_GIVEN PROBLEM:_ Which lines in the records below contain the word "ylabel"? Copy each one out.

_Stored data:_
• • • • •
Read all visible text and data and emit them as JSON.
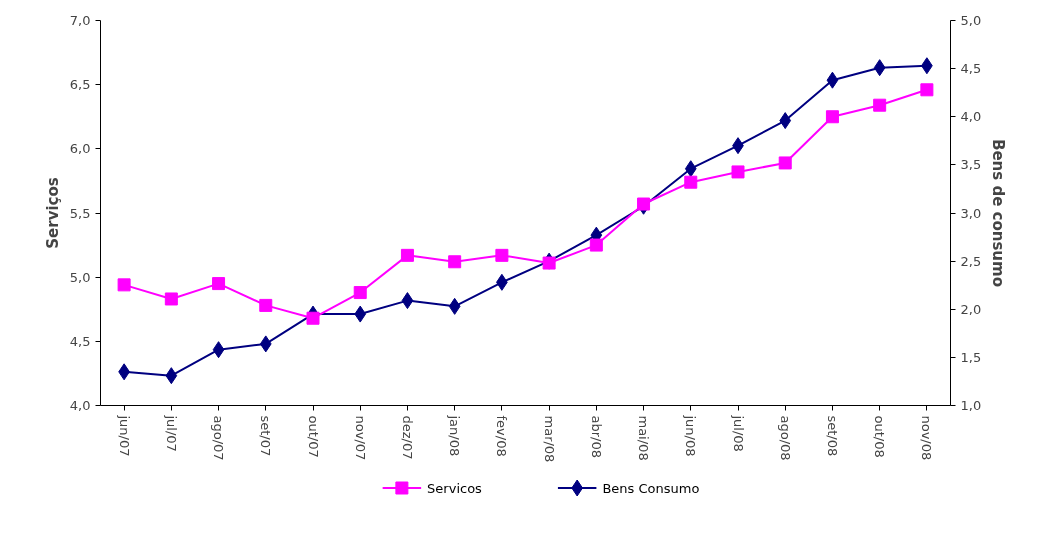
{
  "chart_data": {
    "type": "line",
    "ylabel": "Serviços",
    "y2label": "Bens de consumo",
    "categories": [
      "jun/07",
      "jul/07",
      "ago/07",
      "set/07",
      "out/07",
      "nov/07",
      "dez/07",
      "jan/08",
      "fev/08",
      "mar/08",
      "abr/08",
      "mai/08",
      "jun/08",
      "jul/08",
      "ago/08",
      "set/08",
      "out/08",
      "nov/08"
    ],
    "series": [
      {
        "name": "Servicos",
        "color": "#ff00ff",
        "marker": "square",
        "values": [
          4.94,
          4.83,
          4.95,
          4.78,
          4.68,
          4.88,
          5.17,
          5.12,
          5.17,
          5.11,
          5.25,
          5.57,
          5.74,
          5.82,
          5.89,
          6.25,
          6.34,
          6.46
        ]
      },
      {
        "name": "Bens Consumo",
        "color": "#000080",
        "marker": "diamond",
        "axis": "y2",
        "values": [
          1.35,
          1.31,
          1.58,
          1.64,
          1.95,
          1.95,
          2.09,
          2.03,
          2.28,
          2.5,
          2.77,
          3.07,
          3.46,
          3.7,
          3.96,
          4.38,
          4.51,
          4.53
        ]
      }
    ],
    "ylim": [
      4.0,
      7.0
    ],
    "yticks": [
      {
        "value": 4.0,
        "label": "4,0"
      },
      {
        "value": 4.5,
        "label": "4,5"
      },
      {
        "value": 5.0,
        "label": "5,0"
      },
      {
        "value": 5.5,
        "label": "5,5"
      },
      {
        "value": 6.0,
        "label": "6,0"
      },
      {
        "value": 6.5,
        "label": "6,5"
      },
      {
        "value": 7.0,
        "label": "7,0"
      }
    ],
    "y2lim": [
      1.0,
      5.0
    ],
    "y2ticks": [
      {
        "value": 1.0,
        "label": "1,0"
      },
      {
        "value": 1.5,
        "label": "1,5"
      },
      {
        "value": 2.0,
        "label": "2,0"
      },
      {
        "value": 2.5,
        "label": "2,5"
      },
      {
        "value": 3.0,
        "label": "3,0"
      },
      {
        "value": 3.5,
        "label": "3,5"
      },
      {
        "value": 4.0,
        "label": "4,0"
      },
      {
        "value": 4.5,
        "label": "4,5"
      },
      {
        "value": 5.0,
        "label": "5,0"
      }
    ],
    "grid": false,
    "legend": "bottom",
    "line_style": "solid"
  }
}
• • • • •
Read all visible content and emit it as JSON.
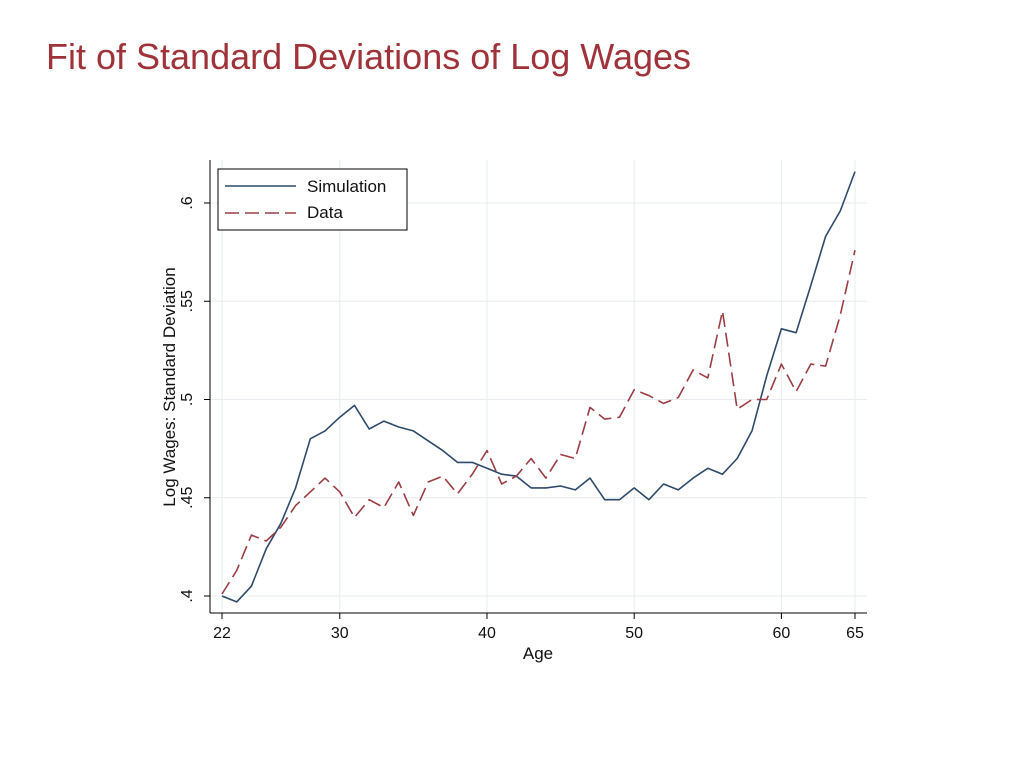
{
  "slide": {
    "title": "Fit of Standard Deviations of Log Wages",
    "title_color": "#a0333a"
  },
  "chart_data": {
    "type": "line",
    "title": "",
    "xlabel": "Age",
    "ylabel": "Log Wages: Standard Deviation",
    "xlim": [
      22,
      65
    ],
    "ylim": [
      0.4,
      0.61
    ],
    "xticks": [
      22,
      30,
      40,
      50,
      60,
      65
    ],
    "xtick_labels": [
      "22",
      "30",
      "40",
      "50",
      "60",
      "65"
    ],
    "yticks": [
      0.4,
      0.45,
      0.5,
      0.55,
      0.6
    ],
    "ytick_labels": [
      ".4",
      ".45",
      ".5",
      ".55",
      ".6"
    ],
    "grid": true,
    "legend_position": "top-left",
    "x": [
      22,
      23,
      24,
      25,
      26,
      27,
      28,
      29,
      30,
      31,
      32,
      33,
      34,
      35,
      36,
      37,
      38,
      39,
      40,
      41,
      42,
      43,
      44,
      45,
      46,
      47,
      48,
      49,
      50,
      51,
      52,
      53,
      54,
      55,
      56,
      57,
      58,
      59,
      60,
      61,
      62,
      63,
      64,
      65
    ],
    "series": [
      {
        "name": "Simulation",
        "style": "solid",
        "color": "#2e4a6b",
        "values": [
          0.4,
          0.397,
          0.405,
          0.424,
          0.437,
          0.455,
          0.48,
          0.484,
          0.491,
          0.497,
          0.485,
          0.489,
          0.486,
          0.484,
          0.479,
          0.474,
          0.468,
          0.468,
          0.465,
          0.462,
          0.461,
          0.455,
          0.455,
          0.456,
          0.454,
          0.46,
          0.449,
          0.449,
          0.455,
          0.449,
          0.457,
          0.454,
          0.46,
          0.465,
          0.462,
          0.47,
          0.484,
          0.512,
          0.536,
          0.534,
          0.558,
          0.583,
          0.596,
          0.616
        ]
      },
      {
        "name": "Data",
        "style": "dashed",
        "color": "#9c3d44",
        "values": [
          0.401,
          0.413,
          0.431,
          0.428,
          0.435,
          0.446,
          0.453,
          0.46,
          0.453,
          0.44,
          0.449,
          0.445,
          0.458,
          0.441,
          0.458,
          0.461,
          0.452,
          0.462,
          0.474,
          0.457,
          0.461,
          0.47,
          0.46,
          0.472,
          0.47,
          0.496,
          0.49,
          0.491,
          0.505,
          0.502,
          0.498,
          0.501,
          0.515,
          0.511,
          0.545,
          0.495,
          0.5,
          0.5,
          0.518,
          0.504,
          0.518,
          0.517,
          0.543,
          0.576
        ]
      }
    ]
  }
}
• • • • •
_FULL RESPONSE:_
    "ylabel": "Serviços",
    "ylabel": "Log Wages: Standard Deviation",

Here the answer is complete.